## DIRECTIONS:
Return all lines in the material below that contain "TradeWave".

+++ RECORDS FOR THIS TASK

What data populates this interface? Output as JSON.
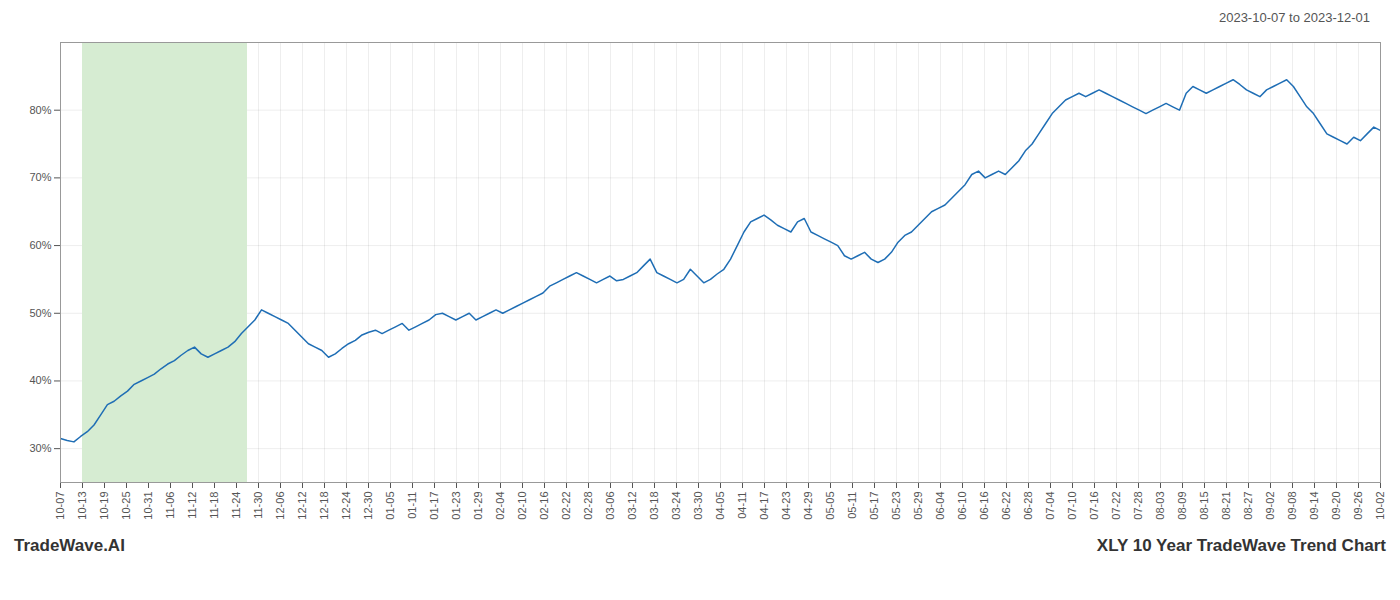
{
  "chart_data": {
    "type": "line",
    "title": "XLY 10 Year TradeWave Trend Chart",
    "subtitle": "2023-10-07 to 2023-12-01",
    "annotations": [
      "TradeWave.AI"
    ],
    "color": "#1f6eb5",
    "x": [
      0,
      1,
      2,
      3,
      4,
      5,
      6,
      7,
      8,
      9,
      10,
      11,
      12,
      13,
      14,
      15,
      16,
      17,
      18,
      19,
      20,
      21,
      22,
      23,
      24,
      25,
      26,
      27,
      28,
      29,
      30,
      31,
      32,
      33,
      34,
      35,
      36,
      37,
      38,
      39,
      40,
      41,
      42,
      43,
      44,
      45,
      46,
      47,
      48,
      49,
      50,
      51,
      52,
      53,
      54,
      55,
      56,
      57,
      58,
      59,
      60,
      61,
      62,
      63,
      64,
      65,
      66,
      67,
      68,
      69,
      70,
      71,
      72,
      73,
      74,
      75,
      76,
      77,
      78,
      79,
      80,
      81,
      82,
      83,
      84,
      85,
      86,
      87,
      88,
      89,
      90,
      91,
      92,
      93,
      94,
      95,
      96,
      97,
      98,
      99,
      100,
      101,
      102,
      103,
      104,
      105,
      106,
      107,
      108,
      109,
      110,
      111,
      112,
      113,
      114,
      115,
      116,
      117,
      118,
      119,
      120,
      121,
      122,
      123,
      124,
      125,
      126,
      127,
      128,
      129,
      130,
      131,
      132,
      133,
      134,
      135,
      136,
      137,
      138,
      139,
      140,
      141,
      142,
      143,
      144,
      145,
      146,
      147,
      148,
      149,
      150,
      151,
      152,
      153,
      154,
      155,
      156,
      157,
      158,
      159,
      160,
      161,
      162,
      163,
      164,
      165,
      166,
      167,
      168,
      169,
      170,
      171,
      172,
      173,
      174,
      175,
      176,
      177,
      178,
      179,
      180,
      181,
      182,
      183,
      184,
      185,
      186,
      187,
      188,
      189,
      190,
      191,
      192,
      193,
      194,
      195,
      196,
      197
    ],
    "values": [
      31.5,
      31.2,
      31.0,
      31.8,
      32.5,
      33.5,
      35.0,
      36.5,
      37.0,
      37.8,
      38.5,
      39.5,
      40.0,
      40.5,
      41.0,
      41.8,
      42.5,
      43.0,
      43.8,
      44.5,
      45.0,
      44.0,
      43.5,
      44.0,
      44.5,
      45.0,
      45.8,
      47.0,
      48.0,
      49.0,
      50.5,
      50.0,
      49.5,
      49.0,
      48.5,
      47.5,
      46.5,
      45.5,
      45.0,
      44.5,
      43.5,
      44.0,
      44.8,
      45.5,
      46.0,
      46.8,
      47.2,
      47.5,
      47.0,
      47.5,
      48.0,
      48.5,
      47.5,
      48.0,
      48.5,
      49.0,
      49.8,
      50.0,
      49.5,
      49.0,
      49.5,
      50.0,
      49.0,
      49.5,
      50.0,
      50.5,
      50.0,
      50.5,
      51.0,
      51.5,
      52.0,
      52.5,
      53.0,
      54.0,
      54.5,
      55.0,
      55.5,
      56.0,
      55.5,
      55.0,
      54.5,
      55.0,
      55.5,
      54.8,
      55.0,
      55.5,
      56.0,
      57.0,
      58.0,
      56.0,
      55.5,
      55.0,
      54.5,
      55.0,
      56.5,
      55.5,
      54.5,
      55.0,
      55.8,
      56.5,
      58.0,
      60.0,
      62.0,
      63.5,
      64.0,
      64.5,
      63.8,
      63.0,
      62.5,
      62.0,
      63.5,
      64.0,
      62.0,
      61.5,
      61.0,
      60.5,
      60.0,
      58.5,
      58.0,
      58.5,
      59.0,
      58.0,
      57.5,
      58.0,
      59.0,
      60.5,
      61.5,
      62.0,
      63.0,
      64.0,
      65.0,
      65.5,
      66.0,
      67.0,
      68.0,
      69.0,
      70.5,
      71.0,
      70.0,
      70.5,
      71.0,
      70.5,
      71.5,
      72.5,
      74.0,
      75.0,
      76.5,
      78.0,
      79.5,
      80.5,
      81.5,
      82.0,
      82.5,
      82.0,
      82.5,
      83.0,
      82.5,
      82.0,
      81.5,
      81.0,
      80.5,
      80.0,
      79.5,
      80.0,
      80.5,
      81.0,
      80.5,
      80.0,
      82.5,
      83.5,
      83.0,
      82.5,
      83.0,
      83.5,
      84.0,
      84.5,
      83.8,
      83.0,
      82.5,
      82.0,
      83.0,
      83.5,
      84.0,
      84.5,
      83.5,
      82.0,
      80.5,
      79.5,
      78.0,
      76.5,
      76.0,
      75.5,
      75.0,
      76.0,
      75.5,
      76.5,
      77.5,
      77.0
    ],
    "xlim": [
      0,
      197
    ],
    "ylim": [
      25,
      90
    ],
    "xticks": [
      {
        "value": 0,
        "label": "10-07"
      },
      {
        "value": 3.283333,
        "label": "10-13"
      },
      {
        "value": 6.566667,
        "label": "10-19"
      },
      {
        "value": 9.85,
        "label": "10-25"
      },
      {
        "value": 13.133333,
        "label": "10-31"
      },
      {
        "value": 16.416667,
        "label": "11-06"
      },
      {
        "value": 19.7,
        "label": "11-12"
      },
      {
        "value": 22.983333,
        "label": "11-18"
      },
      {
        "value": 26.266667,
        "label": "11-24"
      },
      {
        "value": 29.55,
        "label": "11-30"
      },
      {
        "value": 32.833333,
        "label": "12-06"
      },
      {
        "value": 36.116667,
        "label": "12-12"
      },
      {
        "value": 39.4,
        "label": "12-18"
      },
      {
        "value": 42.683333,
        "label": "12-24"
      },
      {
        "value": 45.966667,
        "label": "12-30"
      },
      {
        "value": 49.25,
        "label": "01-05"
      },
      {
        "value": 52.533333,
        "label": "01-11"
      },
      {
        "value": 55.816667,
        "label": "01-17"
      },
      {
        "value": 59.1,
        "label": "01-23"
      },
      {
        "value": 62.383333,
        "label": "01-29"
      },
      {
        "value": 65.666667,
        "label": "02-04"
      },
      {
        "value": 68.95,
        "label": "02-10"
      },
      {
        "value": 72.233333,
        "label": "02-16"
      },
      {
        "value": 75.516667,
        "label": "02-22"
      },
      {
        "value": 78.8,
        "label": "02-28"
      },
      {
        "value": 82.083333,
        "label": "03-06"
      },
      {
        "value": 85.366667,
        "label": "03-12"
      },
      {
        "value": 88.65,
        "label": "03-18"
      },
      {
        "value": 91.933333,
        "label": "03-24"
      },
      {
        "value": 95.216667,
        "label": "03-30"
      },
      {
        "value": 98.5,
        "label": "04-05"
      },
      {
        "value": 101.783333,
        "label": "04-11"
      },
      {
        "value": 105.066667,
        "label": "04-17"
      },
      {
        "value": 108.35,
        "label": "04-23"
      },
      {
        "value": 111.633333,
        "label": "04-29"
      },
      {
        "value": 114.916667,
        "label": "05-05"
      },
      {
        "value": 118.2,
        "label": "05-11"
      },
      {
        "value": 121.483333,
        "label": "05-17"
      },
      {
        "value": 124.766667,
        "label": "05-23"
      },
      {
        "value": 128.05,
        "label": "05-29"
      },
      {
        "value": 131.333333,
        "label": "06-04"
      },
      {
        "value": 134.616667,
        "label": "06-10"
      },
      {
        "value": 137.9,
        "label": "06-16"
      },
      {
        "value": 141.183333,
        "label": "06-22"
      },
      {
        "value": 144.466667,
        "label": "06-28"
      },
      {
        "value": 147.75,
        "label": "07-04"
      },
      {
        "value": 151.033333,
        "label": "07-10"
      },
      {
        "value": 154.316667,
        "label": "07-16"
      },
      {
        "value": 157.6,
        "label": "07-22"
      },
      {
        "value": 160.883333,
        "label": "07-28"
      },
      {
        "value": 164.166667,
        "label": "08-03"
      },
      {
        "value": 167.45,
        "label": "08-09"
      },
      {
        "value": 170.733333,
        "label": "08-15"
      },
      {
        "value": 174.016667,
        "label": "08-21"
      },
      {
        "value": 177.3,
        "label": "08-27"
      },
      {
        "value": 180.583333,
        "label": "09-02"
      },
      {
        "value": 183.866667,
        "label": "09-08"
      },
      {
        "value": 187.15,
        "label": "09-14"
      },
      {
        "value": 190.433333,
        "label": "09-20"
      },
      {
        "value": 193.716667,
        "label": "09-26"
      },
      {
        "value": 197,
        "label": "10-02"
      }
    ],
    "yticks": [
      {
        "value": 30,
        "label": "30%"
      },
      {
        "value": 40,
        "label": "40%"
      },
      {
        "value": 50,
        "label": "50%"
      },
      {
        "value": 60,
        "label": "60%"
      },
      {
        "value": 70,
        "label": "70%"
      },
      {
        "value": 80,
        "label": "80%"
      }
    ],
    "grid": true,
    "highlight": {
      "x": [
        3.283333,
        27.908333
      ],
      "color": "#d6ecd2"
    }
  }
}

++++++

## COMPLETE ANSWER:
    "title": "XLY 10 Year TradeWave Trend Chart",
      "TradeWave.AI"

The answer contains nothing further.